START Exercise materials
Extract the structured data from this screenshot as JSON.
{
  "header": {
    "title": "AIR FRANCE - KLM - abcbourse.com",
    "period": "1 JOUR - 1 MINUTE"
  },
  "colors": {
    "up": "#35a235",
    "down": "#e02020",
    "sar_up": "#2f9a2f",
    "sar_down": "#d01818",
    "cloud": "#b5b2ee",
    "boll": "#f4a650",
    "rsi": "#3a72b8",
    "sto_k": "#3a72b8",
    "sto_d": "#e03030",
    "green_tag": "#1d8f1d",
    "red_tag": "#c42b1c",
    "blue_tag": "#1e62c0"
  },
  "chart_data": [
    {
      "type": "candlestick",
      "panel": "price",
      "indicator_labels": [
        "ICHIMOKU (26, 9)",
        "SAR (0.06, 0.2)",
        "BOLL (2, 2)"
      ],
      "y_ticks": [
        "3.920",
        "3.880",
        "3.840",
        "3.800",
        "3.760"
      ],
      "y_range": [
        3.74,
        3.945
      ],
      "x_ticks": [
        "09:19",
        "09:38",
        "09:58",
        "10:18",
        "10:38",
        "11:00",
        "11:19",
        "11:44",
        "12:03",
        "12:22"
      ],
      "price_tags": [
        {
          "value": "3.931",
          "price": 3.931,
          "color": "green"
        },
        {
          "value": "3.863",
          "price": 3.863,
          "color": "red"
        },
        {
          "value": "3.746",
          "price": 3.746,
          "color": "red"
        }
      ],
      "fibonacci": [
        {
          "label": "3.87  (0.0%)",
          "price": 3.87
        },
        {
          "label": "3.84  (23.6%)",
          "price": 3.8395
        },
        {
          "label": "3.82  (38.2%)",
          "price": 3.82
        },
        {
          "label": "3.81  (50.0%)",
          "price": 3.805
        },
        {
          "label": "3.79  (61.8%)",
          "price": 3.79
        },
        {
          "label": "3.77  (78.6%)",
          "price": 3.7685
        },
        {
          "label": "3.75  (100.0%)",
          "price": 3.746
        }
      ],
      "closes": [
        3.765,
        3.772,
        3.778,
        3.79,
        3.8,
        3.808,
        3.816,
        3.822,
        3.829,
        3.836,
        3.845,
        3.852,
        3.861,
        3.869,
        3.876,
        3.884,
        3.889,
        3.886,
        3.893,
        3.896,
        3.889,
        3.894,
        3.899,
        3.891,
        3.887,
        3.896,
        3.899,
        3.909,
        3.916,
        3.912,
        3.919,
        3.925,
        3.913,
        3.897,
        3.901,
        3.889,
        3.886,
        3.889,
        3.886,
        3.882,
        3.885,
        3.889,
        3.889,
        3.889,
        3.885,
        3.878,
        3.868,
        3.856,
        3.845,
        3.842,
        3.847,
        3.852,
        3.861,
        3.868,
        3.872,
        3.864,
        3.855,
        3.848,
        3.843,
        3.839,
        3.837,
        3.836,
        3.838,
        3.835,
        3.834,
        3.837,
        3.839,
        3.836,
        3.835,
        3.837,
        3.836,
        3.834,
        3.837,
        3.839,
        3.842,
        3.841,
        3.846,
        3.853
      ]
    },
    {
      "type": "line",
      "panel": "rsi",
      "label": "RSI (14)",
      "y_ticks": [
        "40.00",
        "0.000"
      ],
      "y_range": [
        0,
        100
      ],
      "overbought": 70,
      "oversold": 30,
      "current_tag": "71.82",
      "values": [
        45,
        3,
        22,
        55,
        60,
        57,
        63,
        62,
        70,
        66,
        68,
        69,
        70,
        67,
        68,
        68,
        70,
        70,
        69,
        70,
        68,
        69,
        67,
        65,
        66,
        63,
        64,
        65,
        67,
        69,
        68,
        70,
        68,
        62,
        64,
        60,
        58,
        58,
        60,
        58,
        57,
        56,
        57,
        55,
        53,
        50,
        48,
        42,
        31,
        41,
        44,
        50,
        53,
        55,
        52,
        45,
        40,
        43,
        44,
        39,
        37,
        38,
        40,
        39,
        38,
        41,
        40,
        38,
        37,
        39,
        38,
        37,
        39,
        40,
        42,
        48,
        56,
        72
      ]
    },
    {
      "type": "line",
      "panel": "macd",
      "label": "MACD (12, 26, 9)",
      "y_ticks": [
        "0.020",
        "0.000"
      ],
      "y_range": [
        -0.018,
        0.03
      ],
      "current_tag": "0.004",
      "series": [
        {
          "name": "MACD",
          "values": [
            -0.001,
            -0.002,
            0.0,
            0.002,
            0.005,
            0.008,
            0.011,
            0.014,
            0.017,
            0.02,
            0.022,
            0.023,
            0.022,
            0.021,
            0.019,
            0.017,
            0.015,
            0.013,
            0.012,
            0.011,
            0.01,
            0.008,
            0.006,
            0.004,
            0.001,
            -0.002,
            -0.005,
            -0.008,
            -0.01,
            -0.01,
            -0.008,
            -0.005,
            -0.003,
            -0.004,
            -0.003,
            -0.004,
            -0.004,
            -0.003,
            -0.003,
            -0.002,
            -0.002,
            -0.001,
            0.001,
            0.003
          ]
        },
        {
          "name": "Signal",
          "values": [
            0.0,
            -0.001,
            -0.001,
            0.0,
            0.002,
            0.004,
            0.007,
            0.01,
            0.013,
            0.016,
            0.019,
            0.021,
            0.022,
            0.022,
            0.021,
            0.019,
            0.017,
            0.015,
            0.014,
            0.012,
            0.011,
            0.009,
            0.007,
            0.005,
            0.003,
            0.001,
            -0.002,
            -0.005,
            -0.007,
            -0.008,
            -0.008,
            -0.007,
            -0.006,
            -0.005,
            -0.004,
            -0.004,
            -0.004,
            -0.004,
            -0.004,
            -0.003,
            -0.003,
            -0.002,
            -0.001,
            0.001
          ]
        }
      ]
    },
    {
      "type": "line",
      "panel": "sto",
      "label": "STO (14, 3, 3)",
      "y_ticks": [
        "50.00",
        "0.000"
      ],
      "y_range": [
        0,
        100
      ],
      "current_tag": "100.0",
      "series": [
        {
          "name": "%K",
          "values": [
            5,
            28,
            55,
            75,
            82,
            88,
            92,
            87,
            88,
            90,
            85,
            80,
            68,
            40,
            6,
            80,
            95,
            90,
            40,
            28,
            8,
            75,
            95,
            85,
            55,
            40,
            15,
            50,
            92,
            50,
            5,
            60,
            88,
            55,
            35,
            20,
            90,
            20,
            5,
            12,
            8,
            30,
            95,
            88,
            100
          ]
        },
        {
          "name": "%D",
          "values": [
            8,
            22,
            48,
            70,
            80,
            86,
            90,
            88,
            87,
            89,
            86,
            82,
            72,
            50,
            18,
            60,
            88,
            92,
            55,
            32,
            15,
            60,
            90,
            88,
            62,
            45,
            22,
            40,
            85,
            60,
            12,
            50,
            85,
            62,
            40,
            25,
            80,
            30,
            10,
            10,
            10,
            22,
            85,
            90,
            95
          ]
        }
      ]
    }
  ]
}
END Exercise materials
Directions for this task:
Extract each line of the material exactly as it stands.

Response to this exercise:
Extract the structured data from this screenshot as JSON.
{
  "header": {
    "title": "AIR FRANCE - KLM - abcbourse.com",
    "period": "1 JOUR - 1 MINUTE"
  },
  "colors": {
    "up": "#35a235",
    "down": "#e02020",
    "sar_up": "#2f9a2f",
    "sar_down": "#d01818",
    "cloud": "#b5b2ee",
    "boll": "#f4a650",
    "rsi": "#3a72b8",
    "sto_k": "#3a72b8",
    "sto_d": "#e03030",
    "green_tag": "#1d8f1d",
    "red_tag": "#c42b1c",
    "blue_tag": "#1e62c0"
  },
  "chart_data": [
    {
      "type": "candlestick",
      "panel": "price",
      "indicator_labels": [
        "ICHIMOKU (26, 9)",
        "SAR (0.06, 0.2)",
        "BOLL (2, 2)"
      ],
      "y_ticks": [
        "3.920",
        "3.880",
        "3.840",
        "3.800",
        "3.760"
      ],
      "y_range": [
        3.74,
        3.945
      ],
      "x_ticks": [
        "09:19",
        "09:38",
        "09:58",
        "10:18",
        "10:38",
        "11:00",
        "11:19",
        "11:44",
        "12:03",
        "12:22"
      ],
      "price_tags": [
        {
          "value": "3.931",
          "price": 3.931,
          "color": "green"
        },
        {
          "value": "3.863",
          "price": 3.863,
          "color": "red"
        },
        {
          "value": "3.746",
          "price": 3.746,
          "color": "red"
        }
      ],
      "fibonacci": [
        {
          "label": "3.87  (0.0%)",
          "price": 3.87
        },
        {
          "label": "3.84  (23.6%)",
          "price": 3.8395
        },
        {
          "label": "3.82  (38.2%)",
          "price": 3.82
        },
        {
          "label": "3.81  (50.0%)",
          "price": 3.805
        },
        {
          "label": "3.79  (61.8%)",
          "price": 3.79
        },
        {
          "label": "3.77  (78.6%)",
          "price": 3.7685
        },
        {
          "label": "3.75  (100.0%)",
          "price": 3.746
        }
      ],
      "closes": [
        3.765,
        3.772,
        3.778,
        3.79,
        3.8,
        3.808,
        3.816,
        3.822,
        3.829,
        3.836,
        3.845,
        3.852,
        3.861,
        3.869,
        3.876,
        3.884,
        3.889,
        3.886,
        3.893,
        3.896,
        3.889,
        3.894,
        3.899,
        3.891,
        3.887,
        3.896,
        3.899,
        3.909,
        3.916,
        3.912,
        3.919,
        3.925,
        3.913,
        3.897,
        3.901,
        3.889,
        3.886,
        3.889,
        3.886,
        3.882,
        3.885,
        3.889,
        3.889,
        3.889,
        3.885,
        3.878,
        3.868,
        3.856,
        3.845,
        3.842,
        3.847,
        3.852,
        3.861,
        3.868,
        3.872,
        3.864,
        3.855,
        3.848,
        3.843,
        3.839,
        3.837,
        3.836,
        3.838,
        3.835,
        3.834,
        3.837,
        3.839,
        3.836,
        3.835,
        3.837,
        3.836,
        3.834,
        3.837,
        3.839,
        3.842,
        3.841,
        3.846,
        3.853
      ]
    },
    {
      "type": "line",
      "panel": "rsi",
      "label": "RSI (14)",
      "y_ticks": [
        "40.00",
        "0.000"
      ],
      "y_range": [
        0,
        100
      ],
      "overbought": 70,
      "oversold": 30,
      "current_tag": "71.82",
      "values": [
        45,
        3,
        22,
        55,
        60,
        57,
        63,
        62,
        70,
        66,
        68,
        69,
        70,
        67,
        68,
        68,
        70,
        70,
        69,
        70,
        68,
        69,
        67,
        65,
        66,
        63,
        64,
        65,
        67,
        69,
        68,
        70,
        68,
        62,
        64,
        60,
        58,
        58,
        60,
        58,
        57,
        56,
        57,
        55,
        53,
        50,
        48,
        42,
        31,
        41,
        44,
        50,
        53,
        55,
        52,
        45,
        40,
        43,
        44,
        39,
        37,
        38,
        40,
        39,
        38,
        41,
        40,
        38,
        37,
        39,
        38,
        37,
        39,
        40,
        42,
        48,
        56,
        72
      ]
    },
    {
      "type": "line",
      "panel": "macd",
      "label": "MACD (12, 26, 9)",
      "y_ticks": [
        "0.020",
        "0.000"
      ],
      "y_range": [
        -0.018,
        0.03
      ],
      "current_tag": "0.004",
      "series": [
        {
          "name": "MACD",
          "values": [
            -0.001,
            -0.002,
            0.0,
            0.002,
            0.005,
            0.008,
            0.011,
            0.014,
            0.017,
            0.02,
            0.022,
            0.023,
            0.022,
            0.021,
            0.019,
            0.017,
            0.015,
            0.013,
            0.012,
            0.011,
            0.01,
            0.008,
            0.006,
            0.004,
            0.001,
            -0.002,
            -0.005,
            -0.008,
            -0.01,
            -0.01,
            -0.008,
            -0.005,
            -0.003,
            -0.004,
            -0.003,
            -0.004,
            -0.004,
            -0.003,
            -0.003,
            -0.002,
            -0.002,
            -0.001,
            0.001,
            0.003
          ]
        },
        {
          "name": "Signal",
          "values": [
            0.0,
            -0.001,
            -0.001,
            0.0,
            0.002,
            0.004,
            0.007,
            0.01,
            0.013,
            0.016,
            0.019,
            0.021,
            0.022,
            0.022,
            0.021,
            0.019,
            0.017,
            0.015,
            0.014,
            0.012,
            0.011,
            0.009,
            0.007,
            0.005,
            0.003,
            0.001,
            -0.002,
            -0.005,
            -0.007,
            -0.008,
            -0.008,
            -0.007,
            -0.006,
            -0.005,
            -0.004,
            -0.004,
            -0.004,
            -0.004,
            -0.004,
            -0.003,
            -0.003,
            -0.002,
            -0.001,
            0.001
          ]
        }
      ]
    },
    {
      "type": "line",
      "panel": "sto",
      "label": "STO (14, 3, 3)",
      "y_ticks": [
        "50.00",
        "0.000"
      ],
      "y_range": [
        0,
        100
      ],
      "current_tag": "100.0",
      "series": [
        {
          "name": "%K",
          "values": [
            5,
            28,
            55,
            75,
            82,
            88,
            92,
            87,
            88,
            90,
            85,
            80,
            68,
            40,
            6,
            80,
            95,
            90,
            40,
            28,
            8,
            75,
            95,
            85,
            55,
            40,
            15,
            50,
            92,
            50,
            5,
            60,
            88,
            55,
            35,
            20,
            90,
            20,
            5,
            12,
            8,
            30,
            95,
            88,
            100
          ]
        },
        {
          "name": "%D",
          "values": [
            8,
            22,
            48,
            70,
            80,
            86,
            90,
            88,
            87,
            89,
            86,
            82,
            72,
            50,
            18,
            60,
            88,
            92,
            55,
            32,
            15,
            60,
            90,
            88,
            62,
            45,
            22,
            40,
            85,
            60,
            12,
            50,
            85,
            62,
            40,
            25,
            80,
            30,
            10,
            10,
            10,
            22,
            85,
            90,
            95
          ]
        }
      ]
    }
  ]
}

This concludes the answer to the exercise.